#### [WHAT YOU NEED TO DO]
Identify each line below that contains the word "name", and copy it out.

#### [SUPPLIED RECORDS]
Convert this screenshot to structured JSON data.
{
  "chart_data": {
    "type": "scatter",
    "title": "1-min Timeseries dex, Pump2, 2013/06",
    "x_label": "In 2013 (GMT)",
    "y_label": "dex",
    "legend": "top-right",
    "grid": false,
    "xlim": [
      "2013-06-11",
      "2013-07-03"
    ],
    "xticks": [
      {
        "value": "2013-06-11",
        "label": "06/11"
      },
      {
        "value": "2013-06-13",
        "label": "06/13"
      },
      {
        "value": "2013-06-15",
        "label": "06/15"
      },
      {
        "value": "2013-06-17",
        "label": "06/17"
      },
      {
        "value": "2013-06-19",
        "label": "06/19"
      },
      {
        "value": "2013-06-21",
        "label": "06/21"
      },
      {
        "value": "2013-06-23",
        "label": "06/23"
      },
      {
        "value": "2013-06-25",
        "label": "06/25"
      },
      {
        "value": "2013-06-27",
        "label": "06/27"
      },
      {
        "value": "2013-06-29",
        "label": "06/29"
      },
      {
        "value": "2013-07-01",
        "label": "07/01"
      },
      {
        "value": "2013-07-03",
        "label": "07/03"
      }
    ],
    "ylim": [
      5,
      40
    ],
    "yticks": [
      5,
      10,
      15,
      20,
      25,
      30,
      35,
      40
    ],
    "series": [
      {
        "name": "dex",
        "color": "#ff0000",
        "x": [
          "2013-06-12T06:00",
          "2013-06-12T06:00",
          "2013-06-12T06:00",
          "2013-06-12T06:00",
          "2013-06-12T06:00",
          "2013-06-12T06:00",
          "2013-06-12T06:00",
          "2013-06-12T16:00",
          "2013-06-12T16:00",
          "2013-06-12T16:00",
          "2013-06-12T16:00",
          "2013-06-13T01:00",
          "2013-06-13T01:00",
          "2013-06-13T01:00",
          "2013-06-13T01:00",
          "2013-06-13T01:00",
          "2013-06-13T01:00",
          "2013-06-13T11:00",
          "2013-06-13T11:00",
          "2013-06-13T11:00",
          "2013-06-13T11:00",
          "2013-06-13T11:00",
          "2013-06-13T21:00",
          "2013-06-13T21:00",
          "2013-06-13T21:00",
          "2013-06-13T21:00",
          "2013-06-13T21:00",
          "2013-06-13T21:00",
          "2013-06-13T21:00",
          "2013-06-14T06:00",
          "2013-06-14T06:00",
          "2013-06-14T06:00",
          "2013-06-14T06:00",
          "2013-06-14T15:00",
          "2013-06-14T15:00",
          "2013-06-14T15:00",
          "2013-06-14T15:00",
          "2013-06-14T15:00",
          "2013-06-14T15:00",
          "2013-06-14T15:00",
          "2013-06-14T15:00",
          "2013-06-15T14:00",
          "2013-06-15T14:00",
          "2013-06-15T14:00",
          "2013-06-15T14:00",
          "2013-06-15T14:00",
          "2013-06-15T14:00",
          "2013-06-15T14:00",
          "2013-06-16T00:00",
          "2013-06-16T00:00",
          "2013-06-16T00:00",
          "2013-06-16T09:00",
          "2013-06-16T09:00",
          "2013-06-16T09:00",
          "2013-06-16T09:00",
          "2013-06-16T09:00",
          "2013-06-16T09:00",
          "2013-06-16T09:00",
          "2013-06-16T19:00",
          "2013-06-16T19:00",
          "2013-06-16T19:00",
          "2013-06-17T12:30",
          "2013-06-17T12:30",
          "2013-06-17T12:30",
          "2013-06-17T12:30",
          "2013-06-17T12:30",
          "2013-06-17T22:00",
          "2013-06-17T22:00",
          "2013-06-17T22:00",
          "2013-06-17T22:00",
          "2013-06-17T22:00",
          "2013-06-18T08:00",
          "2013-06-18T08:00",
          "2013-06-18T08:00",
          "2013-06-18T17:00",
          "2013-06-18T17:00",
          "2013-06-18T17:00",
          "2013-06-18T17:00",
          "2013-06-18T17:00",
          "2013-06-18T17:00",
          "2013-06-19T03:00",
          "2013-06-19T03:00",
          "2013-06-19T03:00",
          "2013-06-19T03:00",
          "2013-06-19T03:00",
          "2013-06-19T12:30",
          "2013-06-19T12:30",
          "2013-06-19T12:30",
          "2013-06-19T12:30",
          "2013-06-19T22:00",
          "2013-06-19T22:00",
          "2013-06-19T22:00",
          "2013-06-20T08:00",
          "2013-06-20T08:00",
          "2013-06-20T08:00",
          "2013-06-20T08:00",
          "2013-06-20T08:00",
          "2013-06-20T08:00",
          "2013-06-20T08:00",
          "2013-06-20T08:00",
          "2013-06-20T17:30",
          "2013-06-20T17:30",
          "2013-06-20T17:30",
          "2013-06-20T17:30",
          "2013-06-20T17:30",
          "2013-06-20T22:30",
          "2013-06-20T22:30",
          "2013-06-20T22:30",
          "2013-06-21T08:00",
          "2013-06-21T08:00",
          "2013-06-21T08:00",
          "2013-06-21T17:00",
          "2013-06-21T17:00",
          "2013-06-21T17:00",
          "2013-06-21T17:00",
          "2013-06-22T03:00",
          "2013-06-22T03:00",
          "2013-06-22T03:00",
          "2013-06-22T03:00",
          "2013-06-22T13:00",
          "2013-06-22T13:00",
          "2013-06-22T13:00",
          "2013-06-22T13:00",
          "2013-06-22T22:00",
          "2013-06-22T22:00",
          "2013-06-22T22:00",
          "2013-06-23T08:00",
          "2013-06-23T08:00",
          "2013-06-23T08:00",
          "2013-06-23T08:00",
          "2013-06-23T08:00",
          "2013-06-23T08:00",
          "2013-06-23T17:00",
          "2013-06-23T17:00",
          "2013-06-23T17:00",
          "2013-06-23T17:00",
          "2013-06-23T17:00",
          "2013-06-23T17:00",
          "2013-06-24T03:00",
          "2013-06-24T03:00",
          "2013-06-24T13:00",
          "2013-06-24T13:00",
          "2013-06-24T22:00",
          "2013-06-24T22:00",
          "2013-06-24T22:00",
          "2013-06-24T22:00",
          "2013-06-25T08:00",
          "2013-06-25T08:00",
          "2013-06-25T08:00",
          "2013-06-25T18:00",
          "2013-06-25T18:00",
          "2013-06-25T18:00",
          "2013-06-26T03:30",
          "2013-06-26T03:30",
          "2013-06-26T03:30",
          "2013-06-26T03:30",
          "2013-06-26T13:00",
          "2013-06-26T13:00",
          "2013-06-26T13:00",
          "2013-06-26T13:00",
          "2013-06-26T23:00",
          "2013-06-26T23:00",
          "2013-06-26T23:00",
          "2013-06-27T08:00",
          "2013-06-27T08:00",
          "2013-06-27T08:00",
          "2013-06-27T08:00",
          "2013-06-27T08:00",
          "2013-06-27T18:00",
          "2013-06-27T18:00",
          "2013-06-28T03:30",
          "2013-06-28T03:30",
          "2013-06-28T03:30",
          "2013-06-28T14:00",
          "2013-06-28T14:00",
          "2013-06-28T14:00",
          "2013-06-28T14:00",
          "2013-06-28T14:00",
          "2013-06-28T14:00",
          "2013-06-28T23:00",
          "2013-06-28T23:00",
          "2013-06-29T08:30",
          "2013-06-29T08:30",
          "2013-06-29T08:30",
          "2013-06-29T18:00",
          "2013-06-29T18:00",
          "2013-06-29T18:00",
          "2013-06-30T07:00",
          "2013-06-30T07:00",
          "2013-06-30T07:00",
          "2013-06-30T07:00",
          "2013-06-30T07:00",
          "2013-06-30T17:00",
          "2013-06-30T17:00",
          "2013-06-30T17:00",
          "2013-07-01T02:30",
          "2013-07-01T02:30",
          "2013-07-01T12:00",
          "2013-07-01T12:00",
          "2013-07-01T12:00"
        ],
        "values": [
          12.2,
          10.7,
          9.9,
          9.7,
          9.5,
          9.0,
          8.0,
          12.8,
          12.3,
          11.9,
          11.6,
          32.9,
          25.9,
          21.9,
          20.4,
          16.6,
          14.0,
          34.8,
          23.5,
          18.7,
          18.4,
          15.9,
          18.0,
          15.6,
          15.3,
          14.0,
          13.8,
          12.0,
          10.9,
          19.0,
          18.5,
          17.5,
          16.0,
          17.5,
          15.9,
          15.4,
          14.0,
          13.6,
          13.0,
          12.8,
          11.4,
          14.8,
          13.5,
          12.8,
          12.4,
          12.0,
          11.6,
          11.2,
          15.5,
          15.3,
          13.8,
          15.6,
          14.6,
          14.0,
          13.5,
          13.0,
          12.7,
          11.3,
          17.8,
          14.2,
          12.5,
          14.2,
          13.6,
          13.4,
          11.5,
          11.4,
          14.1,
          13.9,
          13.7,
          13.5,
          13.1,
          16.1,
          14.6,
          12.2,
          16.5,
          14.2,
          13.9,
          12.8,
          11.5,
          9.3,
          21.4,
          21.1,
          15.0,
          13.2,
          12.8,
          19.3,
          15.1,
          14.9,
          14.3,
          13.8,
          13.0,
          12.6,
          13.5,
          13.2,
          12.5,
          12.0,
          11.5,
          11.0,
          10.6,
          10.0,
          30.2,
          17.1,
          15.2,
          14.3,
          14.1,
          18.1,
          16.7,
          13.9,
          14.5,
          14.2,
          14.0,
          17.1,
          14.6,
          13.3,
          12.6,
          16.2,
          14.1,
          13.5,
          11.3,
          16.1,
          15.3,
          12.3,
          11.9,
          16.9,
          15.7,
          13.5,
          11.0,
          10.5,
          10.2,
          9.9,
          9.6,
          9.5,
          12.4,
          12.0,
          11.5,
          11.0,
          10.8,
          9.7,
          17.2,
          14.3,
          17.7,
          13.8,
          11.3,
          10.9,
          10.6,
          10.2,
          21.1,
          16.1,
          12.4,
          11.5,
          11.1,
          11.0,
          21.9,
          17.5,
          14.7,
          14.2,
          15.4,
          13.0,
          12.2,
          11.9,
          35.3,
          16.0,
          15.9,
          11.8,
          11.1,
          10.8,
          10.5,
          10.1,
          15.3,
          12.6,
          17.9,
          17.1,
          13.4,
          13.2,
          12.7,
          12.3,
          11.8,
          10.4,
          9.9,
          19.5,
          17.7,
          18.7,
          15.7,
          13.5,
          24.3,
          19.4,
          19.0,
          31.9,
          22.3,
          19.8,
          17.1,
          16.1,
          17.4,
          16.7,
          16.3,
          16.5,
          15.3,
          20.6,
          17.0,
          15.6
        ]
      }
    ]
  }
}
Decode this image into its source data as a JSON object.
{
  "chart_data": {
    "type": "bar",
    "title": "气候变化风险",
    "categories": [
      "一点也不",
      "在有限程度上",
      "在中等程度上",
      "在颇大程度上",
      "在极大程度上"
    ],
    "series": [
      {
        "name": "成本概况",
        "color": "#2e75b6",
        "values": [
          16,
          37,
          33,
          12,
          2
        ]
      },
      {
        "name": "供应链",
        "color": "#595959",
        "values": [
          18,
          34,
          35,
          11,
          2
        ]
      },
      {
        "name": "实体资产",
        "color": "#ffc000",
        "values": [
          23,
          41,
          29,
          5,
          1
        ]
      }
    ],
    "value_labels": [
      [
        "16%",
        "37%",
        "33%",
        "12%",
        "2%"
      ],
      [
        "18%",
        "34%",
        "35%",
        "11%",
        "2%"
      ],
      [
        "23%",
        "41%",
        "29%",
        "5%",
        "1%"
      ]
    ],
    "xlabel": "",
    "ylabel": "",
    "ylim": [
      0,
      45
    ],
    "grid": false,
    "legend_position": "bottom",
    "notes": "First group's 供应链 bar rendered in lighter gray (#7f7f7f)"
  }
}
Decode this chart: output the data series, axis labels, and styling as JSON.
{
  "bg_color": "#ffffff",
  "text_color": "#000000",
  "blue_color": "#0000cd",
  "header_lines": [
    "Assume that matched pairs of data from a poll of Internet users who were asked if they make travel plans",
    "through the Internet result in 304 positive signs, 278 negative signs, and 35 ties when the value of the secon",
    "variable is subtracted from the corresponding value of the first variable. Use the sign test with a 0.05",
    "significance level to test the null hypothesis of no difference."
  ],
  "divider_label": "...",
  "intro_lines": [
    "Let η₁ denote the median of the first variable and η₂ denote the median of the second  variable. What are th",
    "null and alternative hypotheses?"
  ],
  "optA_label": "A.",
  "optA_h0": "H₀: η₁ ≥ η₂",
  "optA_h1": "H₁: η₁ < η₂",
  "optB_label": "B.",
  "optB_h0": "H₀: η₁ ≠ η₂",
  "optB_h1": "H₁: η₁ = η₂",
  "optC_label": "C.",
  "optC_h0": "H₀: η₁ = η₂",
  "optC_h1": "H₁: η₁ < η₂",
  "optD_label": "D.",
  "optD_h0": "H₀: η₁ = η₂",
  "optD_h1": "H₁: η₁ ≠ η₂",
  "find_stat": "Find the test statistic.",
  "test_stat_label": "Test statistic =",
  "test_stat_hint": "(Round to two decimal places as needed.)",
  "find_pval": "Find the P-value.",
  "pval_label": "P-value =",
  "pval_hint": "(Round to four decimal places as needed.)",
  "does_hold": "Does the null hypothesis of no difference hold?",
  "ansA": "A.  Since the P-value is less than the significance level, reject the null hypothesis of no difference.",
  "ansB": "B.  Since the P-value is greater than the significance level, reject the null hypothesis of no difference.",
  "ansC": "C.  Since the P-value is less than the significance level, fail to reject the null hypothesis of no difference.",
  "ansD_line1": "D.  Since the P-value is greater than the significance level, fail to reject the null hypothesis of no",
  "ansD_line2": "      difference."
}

#### [ANSWER TO THE TASK]
        "name": "dex",
        "name": "成本概况",
        "name": "供应链",
        "name": "实体资产",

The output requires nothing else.